**Task details:** Write out every record in full, exactly as written, please.

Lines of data

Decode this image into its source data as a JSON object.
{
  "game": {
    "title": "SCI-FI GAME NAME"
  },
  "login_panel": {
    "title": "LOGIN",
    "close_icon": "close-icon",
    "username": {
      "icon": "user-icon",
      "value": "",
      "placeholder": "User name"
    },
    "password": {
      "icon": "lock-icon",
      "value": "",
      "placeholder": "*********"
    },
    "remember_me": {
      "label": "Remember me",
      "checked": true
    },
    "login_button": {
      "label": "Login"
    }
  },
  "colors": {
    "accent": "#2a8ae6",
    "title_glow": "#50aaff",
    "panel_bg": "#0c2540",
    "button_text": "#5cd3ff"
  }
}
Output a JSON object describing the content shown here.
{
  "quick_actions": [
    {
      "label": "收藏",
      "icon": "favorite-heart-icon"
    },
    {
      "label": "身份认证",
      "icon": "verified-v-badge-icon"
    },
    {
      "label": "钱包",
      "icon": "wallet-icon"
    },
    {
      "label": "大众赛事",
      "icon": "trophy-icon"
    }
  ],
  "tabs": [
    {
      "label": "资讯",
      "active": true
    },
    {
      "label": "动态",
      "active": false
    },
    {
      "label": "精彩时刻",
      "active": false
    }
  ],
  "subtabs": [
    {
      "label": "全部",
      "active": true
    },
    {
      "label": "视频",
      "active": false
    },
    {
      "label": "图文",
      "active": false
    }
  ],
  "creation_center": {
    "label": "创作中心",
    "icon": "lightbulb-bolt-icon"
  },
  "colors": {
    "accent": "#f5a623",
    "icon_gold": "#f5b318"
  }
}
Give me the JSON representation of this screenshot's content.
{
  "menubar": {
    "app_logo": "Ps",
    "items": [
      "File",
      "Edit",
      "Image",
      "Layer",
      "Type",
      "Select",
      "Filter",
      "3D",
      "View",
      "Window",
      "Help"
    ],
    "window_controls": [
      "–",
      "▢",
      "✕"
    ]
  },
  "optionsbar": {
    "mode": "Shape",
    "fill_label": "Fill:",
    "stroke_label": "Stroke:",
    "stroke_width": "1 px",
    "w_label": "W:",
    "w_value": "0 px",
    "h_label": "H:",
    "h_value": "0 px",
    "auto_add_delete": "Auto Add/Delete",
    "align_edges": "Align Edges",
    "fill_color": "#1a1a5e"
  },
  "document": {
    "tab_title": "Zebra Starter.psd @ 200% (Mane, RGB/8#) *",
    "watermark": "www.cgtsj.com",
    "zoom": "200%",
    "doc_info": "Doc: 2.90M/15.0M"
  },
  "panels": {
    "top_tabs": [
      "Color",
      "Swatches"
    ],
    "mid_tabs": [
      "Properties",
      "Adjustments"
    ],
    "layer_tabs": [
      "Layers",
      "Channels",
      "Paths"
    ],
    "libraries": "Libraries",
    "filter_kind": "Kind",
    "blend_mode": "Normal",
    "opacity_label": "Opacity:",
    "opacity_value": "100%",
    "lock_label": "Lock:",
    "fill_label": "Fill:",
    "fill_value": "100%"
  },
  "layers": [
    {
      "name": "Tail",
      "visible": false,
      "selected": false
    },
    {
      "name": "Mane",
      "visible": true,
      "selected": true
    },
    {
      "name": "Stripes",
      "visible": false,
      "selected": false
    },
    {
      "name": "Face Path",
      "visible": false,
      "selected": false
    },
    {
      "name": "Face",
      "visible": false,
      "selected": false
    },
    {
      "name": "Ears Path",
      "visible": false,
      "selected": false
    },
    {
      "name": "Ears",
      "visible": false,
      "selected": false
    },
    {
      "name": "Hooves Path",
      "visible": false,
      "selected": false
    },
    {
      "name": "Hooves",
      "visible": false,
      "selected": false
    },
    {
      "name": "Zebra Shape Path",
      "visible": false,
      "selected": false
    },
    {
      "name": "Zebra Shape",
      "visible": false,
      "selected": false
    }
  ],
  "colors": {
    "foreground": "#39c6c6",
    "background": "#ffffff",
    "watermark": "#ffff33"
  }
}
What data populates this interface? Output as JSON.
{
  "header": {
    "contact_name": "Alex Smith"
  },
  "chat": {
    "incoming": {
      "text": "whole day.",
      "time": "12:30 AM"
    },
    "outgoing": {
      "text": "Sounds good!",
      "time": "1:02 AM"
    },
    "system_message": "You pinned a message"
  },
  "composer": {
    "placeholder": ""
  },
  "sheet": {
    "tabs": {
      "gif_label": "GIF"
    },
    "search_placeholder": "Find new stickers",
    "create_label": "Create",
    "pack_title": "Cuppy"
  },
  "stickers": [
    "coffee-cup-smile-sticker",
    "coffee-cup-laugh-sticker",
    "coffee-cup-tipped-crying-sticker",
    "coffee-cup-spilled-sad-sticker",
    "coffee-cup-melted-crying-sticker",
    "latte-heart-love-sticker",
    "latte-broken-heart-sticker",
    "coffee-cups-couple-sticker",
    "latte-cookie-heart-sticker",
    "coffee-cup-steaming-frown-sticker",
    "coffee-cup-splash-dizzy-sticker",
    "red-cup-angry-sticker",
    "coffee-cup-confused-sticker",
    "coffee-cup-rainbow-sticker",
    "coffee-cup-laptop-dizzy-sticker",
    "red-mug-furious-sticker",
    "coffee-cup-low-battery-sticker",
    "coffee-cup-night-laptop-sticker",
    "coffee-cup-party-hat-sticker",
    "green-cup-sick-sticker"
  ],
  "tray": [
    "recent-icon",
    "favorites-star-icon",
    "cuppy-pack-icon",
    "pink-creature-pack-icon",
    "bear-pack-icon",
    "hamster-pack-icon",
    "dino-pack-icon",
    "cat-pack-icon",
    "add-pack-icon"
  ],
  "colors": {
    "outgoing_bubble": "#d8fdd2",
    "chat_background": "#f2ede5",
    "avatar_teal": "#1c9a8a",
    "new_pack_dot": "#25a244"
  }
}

**Task answer:**
Decode this image into its source data as a JSON object.
{
  "game": {
    "title": "SCI-FI GAME NAME"
  },
  "login_panel": {
    "title": "LOGIN",
    "close_icon": "close-icon",
    "username": {
      "icon": "user-icon",
      "value": "",
      "placeholder": "User name"
    },
    "password": {
      "icon": "lock-icon",
      "value": "",
      "placeholder": "*********"
    },
    "remember_me": {
      "label": "Remember me",
      "checked": true
    },
    "login_button": {
      "label": "Login"
    }
  },
  "colors": {
    "accent": "#2a8ae6",
    "title_glow": "#50aaff",
    "panel_bg": "#0c2540",
    "button_text": "#5cd3ff"
  }
}
Output a JSON object describing the content shown here.
{
  "quick_actions": [
    {
      "label": "收藏",
      "icon": "favorite-heart-icon"
    },
    {
      "label": "身份认证",
      "icon": "verified-v-badge-icon"
    },
    {
      "label": "钱包",
      "icon": "wallet-icon"
    },
    {
      "label": "大众赛事",
      "icon": "trophy-icon"
    }
  ],
  "tabs": [
    {
      "label": "资讯",
      "active": true
    },
    {
      "label": "动态",
      "active": false
    },
    {
      "label": "精彩时刻",
      "active": false
    }
  ],
  "subtabs": [
    {
      "label": "全部",
      "active": true
    },
    {
      "label": "视频",
      "active": false
    },
    {
      "label": "图文",
      "active": false
    }
  ],
  "creation_center": {
    "label": "创作中心",
    "icon": "lightbulb-bolt-icon"
  },
  "colors": {
    "accent": "#f5a623",
    "icon_gold": "#f5b318"
  }
}
Give me the JSON representation of this screenshot's content.
{
  "menubar": {
    "app_logo": "Ps",
    "items": [
      "File",
      "Edit",
      "Image",
      "Layer",
      "Type",
      "Select",
      "Filter",
      "3D",
      "View",
      "Window",
      "Help"
    ],
    "window_controls": [
      "–",
      "▢",
      "✕"
    ]
  },
  "optionsbar": {
    "mode": "Shape",
    "fill_label": "Fill:",
    "stroke_label": "Stroke:",
    "stroke_width": "1 px",
    "w_label": "W:",
    "w_value": "0 px",
    "h_label": "H:",
    "h_value": "0 px",
    "auto_add_delete": "Auto Add/Delete",
    "align_edges": "Align Edges",
    "fill_color": "#1a1a5e"
  },
  "document": {
    "tab_title": "Zebra Starter.psd @ 200% (Mane, RGB/8#) *",
    "watermark": "www.cgtsj.com",
    "zoom": "200%",
    "doc_info": "Doc: 2.90M/15.0M"
  },
  "panels": {
    "top_tabs": [
      "Color",
      "Swatches"
    ],
    "mid_tabs": [
      "Properties",
      "Adjustments"
    ],
    "layer_tabs": [
      "Layers",
      "Channels",
      "Paths"
    ],
    "libraries": "Libraries",
    "filter_kind": "Kind",
    "blend_mode": "Normal",
    "opacity_label": "Opacity:",
    "opacity_value": "100%",
    "lock_label": "Lock:",
    "fill_label": "Fill:",
    "fill_value": "100%"
  },
  "layers": [
    {
      "name": "Tail",
      "visible": false,
      "selected": false
    },
    {
      "name": "Mane",
      "visible": true,
      "selected": true
    },
    {
      "name": "Stripes",
      "visible": false,
      "selected": false
    },
    {
      "name": "Face Path",
      "visible": false,
      "selected": false
    },
    {
      "name": "Face",
      "visible": false,
      "selected": false
    },
    {
      "name": "Ears Path",
      "visible": false,
      "selected": false
    },
    {
      "name": "Ears",
      "visible": false,
      "selected": false
    },
    {
      "name": "Hooves Path",
      "visible": false,
      "selected": false
    },
    {
      "name": "Hooves",
      "visible": false,
      "selected": false
    },
    {
      "name": "Zebra Shape Path",
      "visible": false,
      "selected": false
    },
    {
      "name": "Zebra Shape",
      "visible": false,
      "selected": false
    }
  ],
  "colors": {
    "foreground": "#39c6c6",
    "background": "#ffffff",
    "watermark": "#ffff33"
  }
}
What data populates this interface? Output as JSON.
{
  "header": {
    "contact_name": "Alex Smith"
  },
  "chat": {
    "incoming": {
      "text": "whole day.",
      "time": "12:30 AM"
    },
    "outgoing": {
      "text": "Sounds good!",
      "time": "1:02 AM"
    },
    "system_message": "You pinned a message"
  },
  "composer": {
    "placeholder": ""
  },
  "sheet": {
    "tabs": {
      "gif_label": "GIF"
    },
    "search_placeholder": "Find new stickers",
    "create_label": "Create",
    "pack_title": "Cuppy"
  },
  "stickers": [
    "coffee-cup-smile-sticker",
    "coffee-cup-laugh-sticker",
    "coffee-cup-tipped-crying-sticker",
    "coffee-cup-spilled-sad-sticker",
    "coffee-cup-melted-crying-sticker",
    "latte-heart-love-sticker",
    "latte-broken-heart-sticker",
    "coffee-cups-couple-sticker",
    "latte-cookie-heart-sticker",
    "coffee-cup-steaming-frown-sticker",
    "coffee-cup-splash-dizzy-sticker",
    "red-cup-angry-sticker",
    "coffee-cup-confused-sticker",
    "coffee-cup-rainbow-sticker",
    "coffee-cup-laptop-dizzy-sticker",
    "red-mug-furious-sticker",
    "coffee-cup-low-battery-sticker",
    "coffee-cup-night-laptop-sticker",
    "coffee-cup-party-hat-sticker",
    "green-cup-sick-sticker"
  ],
  "tray": [
    "recent-icon",
    "favorites-star-icon",
    "cuppy-pack-icon",
    "pink-creature-pack-icon",
    "bear-pack-icon",
    "hamster-pack-icon",
    "dino-pack-icon",
    "cat-pack-icon",
    "add-pack-icon"
  ],
  "colors": {
    "outgoing_bubble": "#d8fdd2",
    "chat_background": "#f2ede5",
    "avatar_teal": "#1c9a8a",
    "new_pack_dot": "#25a244"
  }
}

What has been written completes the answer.